What the task requires: Comb the records below for the string "screenshot" and copy each line where it turns up.

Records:

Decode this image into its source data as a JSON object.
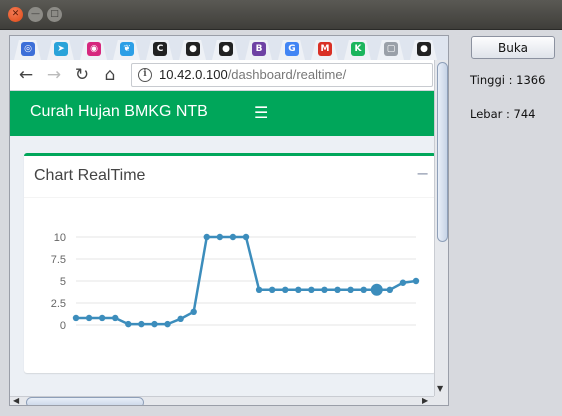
{
  "window": {
    "controls": [
      "close",
      "minimize",
      "maximize"
    ]
  },
  "side_panel": {
    "buka_label": "Buka",
    "tinggi_text": "Tinggi : 1366",
    "lebar_text": "Lebar : 744"
  },
  "browser": {
    "tabs": [
      {
        "icon": "shield-icon",
        "color": "#3d6fd8",
        "glyph": "◎"
      },
      {
        "icon": "telegram-icon",
        "color": "#2aa3d9",
        "glyph": "➤"
      },
      {
        "icon": "instagram-icon",
        "color": "#d6287e",
        "glyph": "◉"
      },
      {
        "icon": "twitter-icon",
        "color": "#2c9fe6",
        "glyph": "❦"
      },
      {
        "icon": "code-icon",
        "color": "#222222",
        "glyph": "C"
      },
      {
        "icon": "github-icon",
        "color": "#222222",
        "glyph": "●"
      },
      {
        "icon": "github-icon",
        "color": "#222222",
        "glyph": "●"
      },
      {
        "icon": "bootstrap-icon",
        "color": "#6f42a4",
        "glyph": "B"
      },
      {
        "icon": "google-icon",
        "color": "#4285f4",
        "glyph": "G"
      },
      {
        "icon": "gmail-icon",
        "color": "#d93025",
        "glyph": "M"
      },
      {
        "icon": "k-icon",
        "color": "#1bb55c",
        "glyph": "K"
      },
      {
        "icon": "document-icon",
        "color": "#9aa0a8",
        "glyph": "▢"
      },
      {
        "icon": "github-icon",
        "color": "#222222",
        "glyph": "●"
      }
    ],
    "url_host": "10.42.0.100",
    "url_path": "/dashboard/realtime/"
  },
  "page": {
    "brand": "Curah Hujan BMKG NTB",
    "accent": "#00a65a",
    "box_title": "Chart RealTime"
  },
  "chart_data": {
    "type": "line",
    "color": "#3c8dbc",
    "y_ticks": [
      "0",
      "2.5",
      "5",
      "7.5",
      "10"
    ],
    "ylim": [
      0,
      10
    ],
    "grid": true,
    "highlight_index": 23,
    "values": [
      0.8,
      0.8,
      0.8,
      0.8,
      0.1,
      0.1,
      0.1,
      0.1,
      0.7,
      1.5,
      10,
      10,
      10,
      10,
      4,
      4,
      4,
      4,
      4,
      4,
      4,
      4,
      4,
      4,
      4,
      4.8,
      5
    ]
  }
}
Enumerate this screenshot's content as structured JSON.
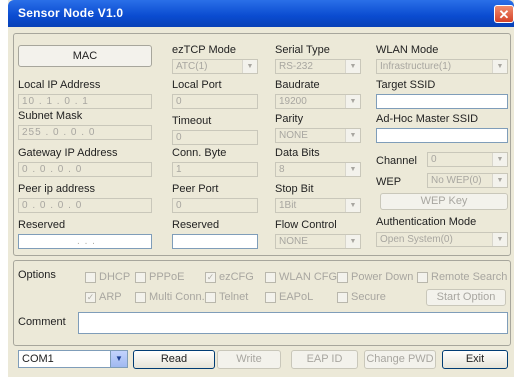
{
  "window": {
    "title": "Sensor Node V1.0",
    "close_glyph": "✕"
  },
  "col1": {
    "mac_button": "MAC",
    "local_ip_label": "Local IP Address",
    "local_ip_value": "10 . 1 . 0 . 1",
    "subnet_label": "Subnet Mask",
    "subnet_value": "255 . 0 . 0 . 0",
    "gateway_label": "Gateway IP Address",
    "gateway_value": "0 . 0 . 0 . 0",
    "peer_ip_label": "Peer ip address",
    "peer_ip_value": "0 . 0 . 0 . 0",
    "reserved_label": "Reserved",
    "reserved_value": ". . ."
  },
  "col2": {
    "mode_label": "ezTCP Mode",
    "mode_value": "ATC(1)",
    "local_port_label": "Local Port",
    "local_port_value": "0",
    "timeout_label": "Timeout",
    "timeout_value": "0",
    "conn_byte_label": "Conn. Byte",
    "conn_byte_value": "1",
    "peer_port_label": "Peer Port",
    "peer_port_value": "0",
    "reserved_label": "Reserved",
    "reserved_value": ""
  },
  "col3": {
    "serial_type_label": "Serial Type",
    "serial_type_value": "RS-232",
    "baudrate_label": "Baudrate",
    "baudrate_value": "19200",
    "parity_label": "Parity",
    "parity_value": "NONE",
    "data_bits_label": "Data Bits",
    "data_bits_value": "8",
    "stop_bit_label": "Stop Bit",
    "stop_bit_value": "1Bit",
    "flow_control_label": "Flow Control",
    "flow_control_value": "NONE"
  },
  "col4": {
    "wlan_mode_label": "WLAN Mode",
    "wlan_mode_value": "Infrastructure(1)",
    "target_ssid_label": "Target SSID",
    "target_ssid_value": "",
    "adhoc_ssid_label": "Ad-Hoc Master SSID",
    "adhoc_ssid_value": "",
    "channel_label": "Channel",
    "channel_value": "0",
    "wep_label": "WEP",
    "wep_value": "No WEP(0)",
    "wep_key_button": "WEP Key",
    "auth_mode_label": "Authentication Mode",
    "auth_mode_value": "Open System(0)"
  },
  "options": {
    "label": "Options",
    "dhcp": "DHCP",
    "pppoe": "PPPoE",
    "ezcfg": "ezCFG",
    "wlan_cfg": "WLAN CFG",
    "power_down": "Power Down",
    "remote_search": "Remote Search",
    "arp": "ARP",
    "multi_conn": "Multi Conn.",
    "telnet": "Telnet",
    "eapol": "EAPoL",
    "secure": "Secure",
    "start_option": "Start Option"
  },
  "comment": {
    "label": "Comment",
    "value": ""
  },
  "bottom": {
    "port": "COM1",
    "read": "Read",
    "write": "Write",
    "eap_id": "EAP ID",
    "change_pwd": "Change PWD",
    "exit": "Exit"
  }
}
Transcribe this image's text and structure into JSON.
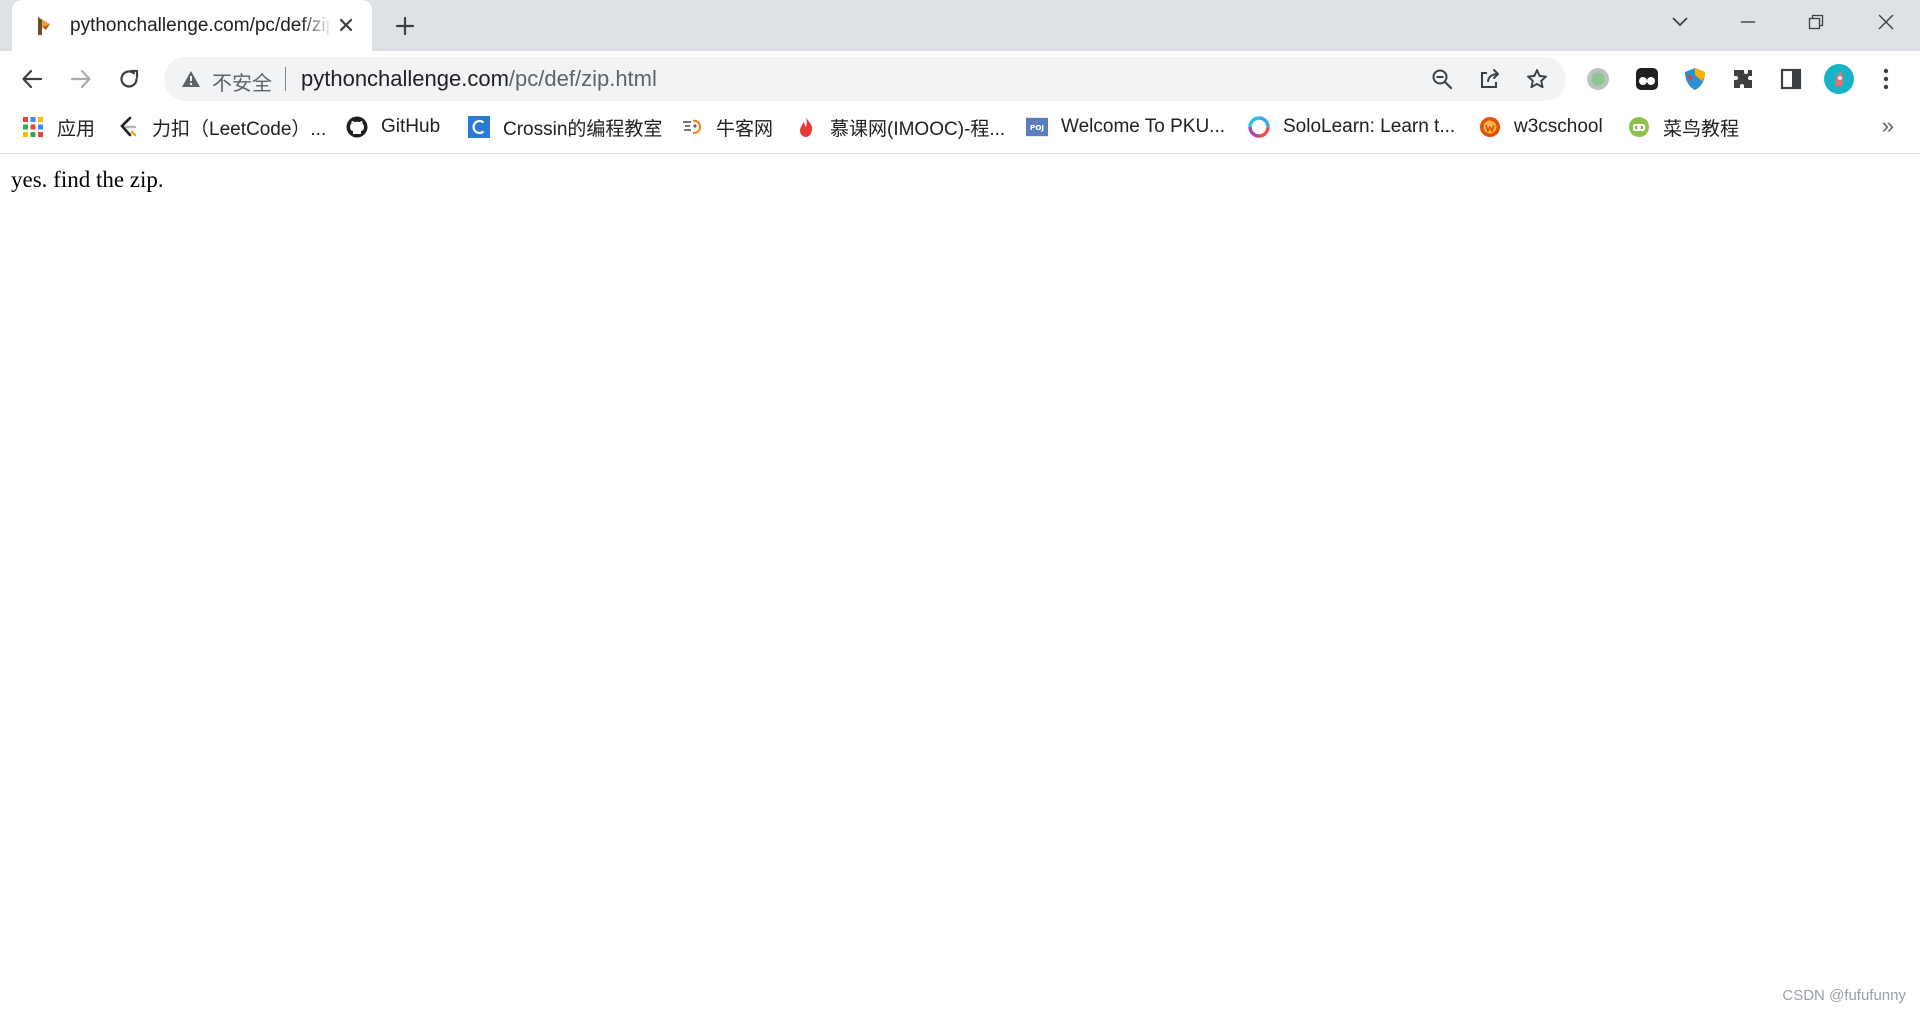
{
  "browser": {
    "tab": {
      "title": "pythonchallenge.com/pc/def/zip.html",
      "favicon": "python-challenge-favicon"
    },
    "new_tab_label": "+",
    "address_bar": {
      "security_label": "不安全",
      "url_host": "pythonchallenge.com",
      "url_path": "/pc/def/zip.html"
    },
    "bookmarks": [
      {
        "label": "应用",
        "icon": "apps-grid-icon"
      },
      {
        "label": "力扣（LeetCode）...",
        "icon": "leetcode-icon"
      },
      {
        "label": "GitHub",
        "icon": "github-icon"
      },
      {
        "label": "Crossin的编程教室",
        "icon": "crossin-icon"
      },
      {
        "label": "牛客网",
        "icon": "nowcoder-icon"
      },
      {
        "label": "慕课网(IMOOC)-程...",
        "icon": "imooc-icon"
      },
      {
        "label": "Welcome To PKU...",
        "icon": "poj-icon"
      },
      {
        "label": "SoloLearn: Learn t...",
        "icon": "sololearn-icon"
      },
      {
        "label": "w3cschool",
        "icon": "w3cschool-icon"
      },
      {
        "label": "菜鸟教程",
        "icon": "runoob-icon"
      }
    ],
    "bookmarks_more": "»",
    "colors": {
      "tabstrip": "#dee1e6",
      "omnibox": "#f1f3f4",
      "accent": "#1a73e8"
    }
  },
  "page": {
    "text": "yes. find the zip."
  },
  "watermark": "CSDN @fufufunny"
}
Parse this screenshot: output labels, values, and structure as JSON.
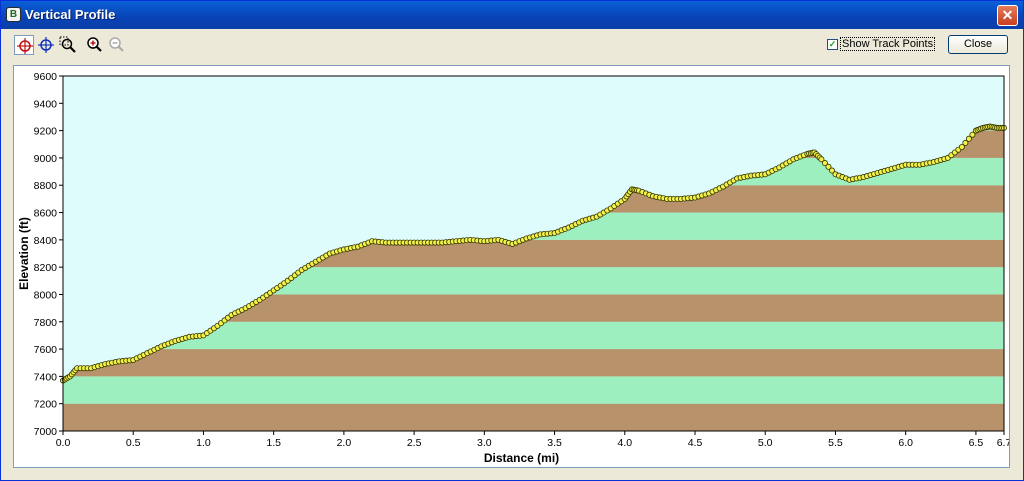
{
  "window": {
    "title": "Vertical Profile",
    "close_glyph": "✕",
    "app_icon": "trail-app-icon",
    "app_icon_glyph": "B"
  },
  "toolbar": {
    "tools": [
      {
        "name": "select-point-icon",
        "active": true
      },
      {
        "name": "pan-crosshair-icon",
        "active": false
      },
      {
        "name": "zoom-area-icon",
        "active": false
      },
      {
        "name": "zoom-in-icon",
        "active": false
      },
      {
        "name": "zoom-out-icon",
        "active": false,
        "disabled": true
      }
    ],
    "show_track_points_label": "Show Track Points",
    "show_track_points_checked": true,
    "close_label": "Close"
  },
  "colors": {
    "sky": "#dffcfc",
    "band_brown": "#b8926a",
    "band_green": "#9eefc0",
    "point_fill": "#f2f24a",
    "point_stroke": "#333300",
    "line": "#3a7fb0"
  },
  "chart_data": {
    "type": "area",
    "title": "",
    "xlabel": "Distance   (mi)",
    "ylabel": "Elevation (ft)",
    "xlim": [
      0,
      6.7
    ],
    "ylim": [
      7000,
      9600
    ],
    "x_ticks": [
      "0.0",
      "0.5",
      "1.0",
      "1.5",
      "2.0",
      "2.5",
      "3.0",
      "3.5",
      "4.0",
      "4.5",
      "5.0",
      "5.5",
      "6.0",
      "6.5",
      "6.7"
    ],
    "x_tick_values": [
      0,
      0.5,
      1,
      1.5,
      2,
      2.5,
      3,
      3.5,
      4,
      4.5,
      5,
      5.5,
      6,
      6.5,
      6.7
    ],
    "y_ticks": [
      "7000",
      "7200",
      "7400",
      "7600",
      "7800",
      "8000",
      "8200",
      "8400",
      "8600",
      "8800",
      "9000",
      "9200",
      "9400",
      "9600"
    ],
    "y_tick_values": [
      7000,
      7200,
      7400,
      7600,
      7800,
      8000,
      8200,
      8400,
      8600,
      8800,
      9000,
      9200,
      9400,
      9600
    ],
    "band_step": 200,
    "grid": false,
    "series": [
      {
        "x": [
          0.0,
          0.05,
          0.1,
          0.2,
          0.3,
          0.4,
          0.5,
          0.6,
          0.7,
          0.8,
          0.9,
          1.0,
          1.1,
          1.2,
          1.3,
          1.4,
          1.5,
          1.6,
          1.7,
          1.8,
          1.9,
          2.0,
          2.1,
          2.2,
          2.3,
          2.4,
          2.5,
          2.6,
          2.7,
          2.8,
          2.9,
          3.0,
          3.1,
          3.2,
          3.3,
          3.4,
          3.5,
          3.6,
          3.7,
          3.8,
          3.9,
          4.0,
          4.05,
          4.1,
          4.2,
          4.3,
          4.4,
          4.5,
          4.6,
          4.7,
          4.8,
          4.9,
          5.0,
          5.1,
          5.2,
          5.3,
          5.35,
          5.4,
          5.5,
          5.6,
          5.7,
          5.8,
          5.9,
          6.0,
          6.1,
          6.2,
          6.3,
          6.4,
          6.5,
          6.55,
          6.6,
          6.65,
          6.7
        ],
        "elevation": [
          7370,
          7400,
          7460,
          7460,
          7490,
          7510,
          7520,
          7570,
          7620,
          7660,
          7690,
          7700,
          7770,
          7850,
          7900,
          7960,
          8030,
          8100,
          8180,
          8240,
          8300,
          8330,
          8350,
          8390,
          8380,
          8380,
          8380,
          8380,
          8380,
          8390,
          8400,
          8390,
          8400,
          8370,
          8410,
          8440,
          8450,
          8490,
          8540,
          8570,
          8630,
          8700,
          8770,
          8760,
          8720,
          8700,
          8700,
          8710,
          8740,
          8790,
          8850,
          8870,
          8880,
          8930,
          8990,
          9030,
          9040,
          8990,
          8880,
          8840,
          8860,
          8890,
          8920,
          8950,
          8950,
          8970,
          9000,
          9080,
          9200,
          9220,
          9230,
          9220,
          9220
        ]
      }
    ]
  }
}
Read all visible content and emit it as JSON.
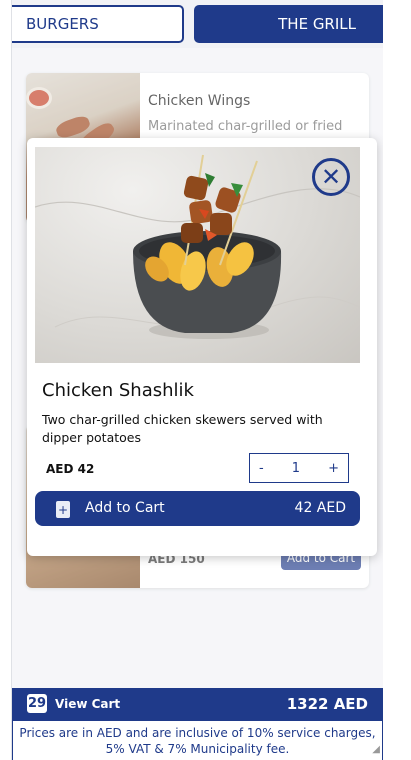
{
  "tabs": [
    {
      "label": "BURGERS"
    },
    {
      "label": "THE GRILL"
    }
  ],
  "cards": [
    {
      "title": "Chicken Wings",
      "description": "Marinated char-grilled or fried"
    },
    {
      "price": "AED 150",
      "button": "Add to Cart"
    }
  ],
  "modal": {
    "title": "Chicken Shashlik",
    "description": "Two char-grilled chicken skewers served with dipper potatoes",
    "price": "AED 42",
    "quantity": {
      "minus": "-",
      "value": "1",
      "plus": "+"
    },
    "add_button": {
      "plus": "+",
      "label": "Add to Cart",
      "total": "42 AED"
    },
    "close_icon": "close-icon"
  },
  "cart": {
    "count": "29",
    "label": "View Cart",
    "total": "1322 AED"
  },
  "disclaimer": "Prices are in AED and are inclusive of 10% service charges, 5% VAT & 7% Municipality fee.",
  "stray_mark": ",",
  "colors": {
    "primary": "#1f3a8a",
    "background": "#f1f2f6"
  }
}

Correct output:
Enumerate this screenshot's content as structured JSON.
Parse this screenshot: output labels, values, and structure as JSON.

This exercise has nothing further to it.